• _EXERCISE MATERIAL_:
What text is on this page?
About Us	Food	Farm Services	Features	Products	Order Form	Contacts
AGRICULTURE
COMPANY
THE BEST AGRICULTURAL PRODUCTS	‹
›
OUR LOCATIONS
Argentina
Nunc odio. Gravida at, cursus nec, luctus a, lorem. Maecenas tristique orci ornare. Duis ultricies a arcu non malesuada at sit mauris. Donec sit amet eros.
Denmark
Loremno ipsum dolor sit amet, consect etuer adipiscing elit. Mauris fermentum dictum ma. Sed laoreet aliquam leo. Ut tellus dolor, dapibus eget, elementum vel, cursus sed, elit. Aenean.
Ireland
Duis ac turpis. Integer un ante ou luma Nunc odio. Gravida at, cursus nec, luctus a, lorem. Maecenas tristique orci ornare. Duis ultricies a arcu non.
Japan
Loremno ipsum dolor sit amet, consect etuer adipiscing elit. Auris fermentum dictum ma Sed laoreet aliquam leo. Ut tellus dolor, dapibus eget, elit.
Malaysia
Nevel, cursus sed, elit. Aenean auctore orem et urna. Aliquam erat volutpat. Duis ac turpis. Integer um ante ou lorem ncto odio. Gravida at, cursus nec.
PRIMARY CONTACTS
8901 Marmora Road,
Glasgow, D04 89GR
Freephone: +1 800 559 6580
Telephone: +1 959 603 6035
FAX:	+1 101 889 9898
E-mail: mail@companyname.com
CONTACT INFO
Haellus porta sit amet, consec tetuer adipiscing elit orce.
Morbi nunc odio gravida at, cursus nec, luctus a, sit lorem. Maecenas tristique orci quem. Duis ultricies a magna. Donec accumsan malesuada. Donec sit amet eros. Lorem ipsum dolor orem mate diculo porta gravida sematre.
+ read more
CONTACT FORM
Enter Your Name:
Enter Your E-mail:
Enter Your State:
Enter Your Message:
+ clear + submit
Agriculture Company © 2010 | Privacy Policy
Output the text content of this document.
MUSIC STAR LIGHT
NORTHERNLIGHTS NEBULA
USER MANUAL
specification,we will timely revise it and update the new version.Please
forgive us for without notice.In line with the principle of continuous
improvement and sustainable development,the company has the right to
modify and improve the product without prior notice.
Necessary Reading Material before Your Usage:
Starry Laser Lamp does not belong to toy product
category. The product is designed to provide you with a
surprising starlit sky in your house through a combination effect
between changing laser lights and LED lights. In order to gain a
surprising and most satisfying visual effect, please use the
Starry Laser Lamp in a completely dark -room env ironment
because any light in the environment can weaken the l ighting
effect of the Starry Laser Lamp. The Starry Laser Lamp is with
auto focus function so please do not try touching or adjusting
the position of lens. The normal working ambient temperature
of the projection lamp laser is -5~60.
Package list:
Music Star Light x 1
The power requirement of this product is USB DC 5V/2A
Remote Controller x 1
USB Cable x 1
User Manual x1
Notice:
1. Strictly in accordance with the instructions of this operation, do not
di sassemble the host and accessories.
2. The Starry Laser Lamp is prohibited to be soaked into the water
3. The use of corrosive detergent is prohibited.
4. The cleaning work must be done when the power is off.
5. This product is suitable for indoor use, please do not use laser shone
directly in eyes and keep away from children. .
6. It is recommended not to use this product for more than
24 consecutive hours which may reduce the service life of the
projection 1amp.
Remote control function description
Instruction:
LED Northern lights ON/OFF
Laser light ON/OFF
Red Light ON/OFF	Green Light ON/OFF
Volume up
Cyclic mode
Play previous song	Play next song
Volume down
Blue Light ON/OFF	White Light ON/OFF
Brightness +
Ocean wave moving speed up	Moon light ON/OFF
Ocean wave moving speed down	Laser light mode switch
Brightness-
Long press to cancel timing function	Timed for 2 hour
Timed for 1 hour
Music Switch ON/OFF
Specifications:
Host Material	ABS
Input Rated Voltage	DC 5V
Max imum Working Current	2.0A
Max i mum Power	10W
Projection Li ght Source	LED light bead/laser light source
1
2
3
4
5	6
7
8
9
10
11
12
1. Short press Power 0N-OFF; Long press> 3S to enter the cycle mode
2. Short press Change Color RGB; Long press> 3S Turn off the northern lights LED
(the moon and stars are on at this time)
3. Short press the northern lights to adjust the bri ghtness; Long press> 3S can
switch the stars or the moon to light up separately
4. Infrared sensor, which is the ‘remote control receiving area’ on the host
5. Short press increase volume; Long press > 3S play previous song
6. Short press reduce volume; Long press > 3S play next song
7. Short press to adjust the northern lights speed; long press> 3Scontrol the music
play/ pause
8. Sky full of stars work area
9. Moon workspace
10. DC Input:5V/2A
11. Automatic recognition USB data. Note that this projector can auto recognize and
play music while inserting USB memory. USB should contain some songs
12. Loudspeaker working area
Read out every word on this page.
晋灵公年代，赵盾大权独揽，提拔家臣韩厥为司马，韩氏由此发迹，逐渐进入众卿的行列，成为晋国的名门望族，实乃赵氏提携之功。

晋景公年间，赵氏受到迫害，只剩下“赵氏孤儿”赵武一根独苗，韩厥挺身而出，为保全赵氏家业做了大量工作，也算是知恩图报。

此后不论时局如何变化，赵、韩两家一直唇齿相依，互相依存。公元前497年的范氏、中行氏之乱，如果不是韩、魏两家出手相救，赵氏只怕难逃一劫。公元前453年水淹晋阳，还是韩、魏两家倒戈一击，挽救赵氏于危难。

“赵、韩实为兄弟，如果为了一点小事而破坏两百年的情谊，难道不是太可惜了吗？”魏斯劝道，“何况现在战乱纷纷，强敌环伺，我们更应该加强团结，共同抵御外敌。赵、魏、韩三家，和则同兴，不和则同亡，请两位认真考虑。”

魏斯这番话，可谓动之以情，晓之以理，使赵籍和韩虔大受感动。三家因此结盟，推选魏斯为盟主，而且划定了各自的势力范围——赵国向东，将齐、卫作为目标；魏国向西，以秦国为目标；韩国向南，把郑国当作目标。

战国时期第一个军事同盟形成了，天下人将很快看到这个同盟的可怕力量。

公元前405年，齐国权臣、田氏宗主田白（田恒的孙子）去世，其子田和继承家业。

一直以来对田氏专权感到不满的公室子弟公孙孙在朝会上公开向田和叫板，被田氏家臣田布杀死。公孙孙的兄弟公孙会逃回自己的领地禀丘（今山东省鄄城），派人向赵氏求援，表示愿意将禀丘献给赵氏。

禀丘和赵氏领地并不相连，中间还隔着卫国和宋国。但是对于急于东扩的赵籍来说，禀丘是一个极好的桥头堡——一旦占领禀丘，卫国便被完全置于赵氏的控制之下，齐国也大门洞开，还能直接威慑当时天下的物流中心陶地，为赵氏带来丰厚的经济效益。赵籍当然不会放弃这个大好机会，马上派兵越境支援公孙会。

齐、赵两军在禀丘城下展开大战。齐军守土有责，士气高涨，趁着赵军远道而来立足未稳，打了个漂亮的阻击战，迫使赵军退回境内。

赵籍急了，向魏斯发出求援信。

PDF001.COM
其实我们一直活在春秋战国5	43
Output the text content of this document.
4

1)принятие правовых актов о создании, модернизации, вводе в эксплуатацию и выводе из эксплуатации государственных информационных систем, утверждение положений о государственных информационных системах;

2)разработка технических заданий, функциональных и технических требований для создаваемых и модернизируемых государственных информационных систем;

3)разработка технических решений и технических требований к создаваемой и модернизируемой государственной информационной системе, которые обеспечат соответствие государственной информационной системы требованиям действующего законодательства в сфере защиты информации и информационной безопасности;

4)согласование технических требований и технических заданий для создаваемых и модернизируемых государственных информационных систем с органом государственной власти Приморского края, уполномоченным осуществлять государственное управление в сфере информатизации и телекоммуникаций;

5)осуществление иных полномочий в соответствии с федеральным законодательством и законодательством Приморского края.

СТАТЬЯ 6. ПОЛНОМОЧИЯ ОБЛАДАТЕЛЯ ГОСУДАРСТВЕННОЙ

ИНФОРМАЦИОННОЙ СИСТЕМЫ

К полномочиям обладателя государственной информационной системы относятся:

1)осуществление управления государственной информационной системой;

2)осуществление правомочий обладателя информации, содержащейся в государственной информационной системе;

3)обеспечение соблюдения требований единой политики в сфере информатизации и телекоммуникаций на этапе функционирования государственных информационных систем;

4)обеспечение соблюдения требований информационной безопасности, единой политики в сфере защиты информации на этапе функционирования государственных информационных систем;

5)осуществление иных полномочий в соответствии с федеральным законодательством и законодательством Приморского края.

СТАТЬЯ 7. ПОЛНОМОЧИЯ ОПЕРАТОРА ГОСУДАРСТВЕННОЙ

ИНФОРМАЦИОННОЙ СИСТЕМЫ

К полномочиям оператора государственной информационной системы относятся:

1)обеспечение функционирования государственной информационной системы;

• _EXERCISE BRIEF_: Take every line from the data above that holds "Timed" and copy it out.

• _FULL SOLUTION_:
Long press to cancel timing function	Timed for 2 hour
Timed for 1 hour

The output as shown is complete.